> **AIM 1**
Reproduce the records below verbatim, everything from their first line down to the line containing "bar-dette [571, 238, 592, 450]", with both of those lines included.

Most of the construction on the Suns arena will occur in the summer of '20 and '21
Photo: GETTY IMAGES

The Phoenix City Council has approved a $230M deal for renovations to Talking Stick Resort Arena that "will keep" the Suns in downtown Phoenix through at least '37, according to a front-page piece by Jessica Boehm of the ARIZONA REPUBLIC. The council yesterday voted 6-2 to approve the deal. The city will pay $150M "from its Sports Facilities Fund, which is composed" of a 1% tax on hotels and a 2% tax on car rentals. The council "added a number of tweaks to the deal." The Suns will be required to spend $10M "on community benefits (either through nonprofits or city programs), including at least" $2.6M to the "city's preschool program this year." The city "will hire someone to oversee Phoenix's expenditures on the renovations." Suns Owner Robert Sarver said that he "believes the arena investment will be a 'win-win' for both the team and Phoenix." Most of the speakers on the vote "favored the deal and spoke heartily about the Suns' community commitment." Several individuals "chided the deal as lopsided, since Phoenix will pay nearly double what the team will invest' (ARIZONA REPUBLIC, 1/24). The Suns could not muster enough council support for the renovation deal in December. The team deployed a cadre of PR and public affairs firms and leveraged business allies to help lobby council members and drive home to voters that tourism taxes will pay for renovations to the city owned arena. Sarver and Suns President & CEO Jason Rowley both testified at yesterday's vote (Mike Sunnucks, THE DAILY).

> **AIM 2**
Carry on the article above about the Phoenix City Council's Suns arena renovation deal, starting right after its final sentence.

> **MATERIAL SUPPLIED**

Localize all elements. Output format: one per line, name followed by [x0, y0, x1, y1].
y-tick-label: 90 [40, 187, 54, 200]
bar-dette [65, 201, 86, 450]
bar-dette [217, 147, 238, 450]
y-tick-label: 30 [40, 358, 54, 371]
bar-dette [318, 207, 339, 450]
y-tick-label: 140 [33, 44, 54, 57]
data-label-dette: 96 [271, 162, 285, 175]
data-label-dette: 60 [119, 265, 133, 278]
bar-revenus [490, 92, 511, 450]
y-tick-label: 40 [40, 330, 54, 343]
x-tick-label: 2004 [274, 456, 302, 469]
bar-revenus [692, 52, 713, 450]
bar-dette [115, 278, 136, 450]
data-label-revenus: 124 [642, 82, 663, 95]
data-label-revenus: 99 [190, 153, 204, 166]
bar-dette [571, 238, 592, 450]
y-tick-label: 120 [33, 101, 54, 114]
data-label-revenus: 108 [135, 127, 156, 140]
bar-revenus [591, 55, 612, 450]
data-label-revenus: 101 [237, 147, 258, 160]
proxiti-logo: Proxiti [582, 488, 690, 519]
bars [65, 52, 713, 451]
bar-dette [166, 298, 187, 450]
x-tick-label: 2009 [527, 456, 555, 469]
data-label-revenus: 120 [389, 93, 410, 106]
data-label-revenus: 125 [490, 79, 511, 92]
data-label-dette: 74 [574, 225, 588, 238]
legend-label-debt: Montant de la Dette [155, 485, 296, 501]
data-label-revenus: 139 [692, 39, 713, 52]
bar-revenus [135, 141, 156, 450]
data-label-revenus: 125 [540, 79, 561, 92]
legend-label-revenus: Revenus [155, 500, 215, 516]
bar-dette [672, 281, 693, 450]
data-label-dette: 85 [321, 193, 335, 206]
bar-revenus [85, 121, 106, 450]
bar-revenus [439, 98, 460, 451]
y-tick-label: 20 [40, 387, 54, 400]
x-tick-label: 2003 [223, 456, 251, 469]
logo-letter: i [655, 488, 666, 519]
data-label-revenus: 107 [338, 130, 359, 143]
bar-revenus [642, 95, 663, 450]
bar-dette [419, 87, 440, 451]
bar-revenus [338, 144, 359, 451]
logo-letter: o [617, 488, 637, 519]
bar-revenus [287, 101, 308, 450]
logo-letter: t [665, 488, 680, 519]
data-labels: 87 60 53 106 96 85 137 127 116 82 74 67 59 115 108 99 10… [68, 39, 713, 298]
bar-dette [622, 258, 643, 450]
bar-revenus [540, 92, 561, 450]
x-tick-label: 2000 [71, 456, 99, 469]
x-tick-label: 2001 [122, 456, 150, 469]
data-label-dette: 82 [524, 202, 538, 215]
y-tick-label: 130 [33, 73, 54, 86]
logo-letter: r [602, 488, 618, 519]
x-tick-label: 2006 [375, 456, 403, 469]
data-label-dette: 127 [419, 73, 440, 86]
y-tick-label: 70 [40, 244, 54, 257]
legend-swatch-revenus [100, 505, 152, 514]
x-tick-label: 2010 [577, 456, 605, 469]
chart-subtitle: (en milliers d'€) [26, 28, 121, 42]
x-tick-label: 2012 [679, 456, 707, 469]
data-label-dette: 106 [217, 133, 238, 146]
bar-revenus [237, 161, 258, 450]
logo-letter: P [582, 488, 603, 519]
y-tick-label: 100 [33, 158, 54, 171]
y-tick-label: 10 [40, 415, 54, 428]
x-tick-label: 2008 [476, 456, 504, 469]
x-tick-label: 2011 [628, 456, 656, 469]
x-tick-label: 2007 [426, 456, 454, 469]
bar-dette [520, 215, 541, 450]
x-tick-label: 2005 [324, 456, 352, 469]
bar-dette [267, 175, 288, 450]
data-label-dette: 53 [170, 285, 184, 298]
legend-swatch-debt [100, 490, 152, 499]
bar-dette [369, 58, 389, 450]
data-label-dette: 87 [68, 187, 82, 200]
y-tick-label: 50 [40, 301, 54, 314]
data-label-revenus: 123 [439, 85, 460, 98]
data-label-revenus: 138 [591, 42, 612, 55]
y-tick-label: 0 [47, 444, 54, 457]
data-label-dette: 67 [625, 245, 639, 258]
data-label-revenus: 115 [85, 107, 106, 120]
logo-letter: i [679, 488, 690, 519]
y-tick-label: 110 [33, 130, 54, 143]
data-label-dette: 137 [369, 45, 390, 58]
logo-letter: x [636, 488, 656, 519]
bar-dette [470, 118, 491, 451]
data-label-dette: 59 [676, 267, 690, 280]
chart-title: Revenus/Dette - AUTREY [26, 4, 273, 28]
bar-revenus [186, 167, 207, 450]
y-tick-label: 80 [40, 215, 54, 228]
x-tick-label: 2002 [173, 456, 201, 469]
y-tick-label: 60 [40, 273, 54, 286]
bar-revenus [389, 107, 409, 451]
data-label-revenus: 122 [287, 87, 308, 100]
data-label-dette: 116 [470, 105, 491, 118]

> **TASK ANSWER 1**
Localize all elements. Output format: one per line, name followed by [x0, y0, x1, y1].
y-tick-label: 90 [40, 187, 54, 200]
bar-dette [65, 201, 86, 450]
bar-dette [217, 147, 238, 450]
y-tick-label: 30 [40, 358, 54, 371]
bar-dette [318, 207, 339, 450]
y-tick-label: 140 [33, 44, 54, 57]
data-label-dette: 96 [271, 162, 285, 175]
data-label-dette: 60 [119, 265, 133, 278]
bar-revenus [490, 92, 511, 450]
y-tick-label: 40 [40, 330, 54, 343]
x-tick-label: 2004 [274, 456, 302, 469]
bar-revenus [692, 52, 713, 450]
bar-dette [115, 278, 136, 450]
data-label-revenus: 124 [642, 82, 663, 95]
data-label-revenus: 99 [190, 153, 204, 166]
bar-dette [571, 238, 592, 450]

> **TASK ANSWER 2**
HOW THE MONEY'S BEING SPENT: Talking Stick Resort Arena is slated for a total of $234.9M worth of upgrades and repairs, according to documents from the city of Phoenix. The arena opened in '92. Plans call for $99.6M of plumbing and HVAC repairs and for a new LED lighting system. The renovations also include $18.7M for new video boards, technology and security systems, $26.4M for new food service equipment and facilities as well for new artwork around the arena and $14.8M to upgrade the main seating bowl (Sunnucks). In Phoenix, Brandon Brown noted the renovations "will be conducted over the next three summers." Rowley said that this summer "will not see major renovations to the arena." Instead, the team "will start building the practice facility." Most arena construction "will happen during the summers" of '20 and '21. During construction, the WNBA Mercury and the Indoor Football League Arizona Rattlers "will have to find another facility in which to play" (BIZJOURNALS.com, 1/23).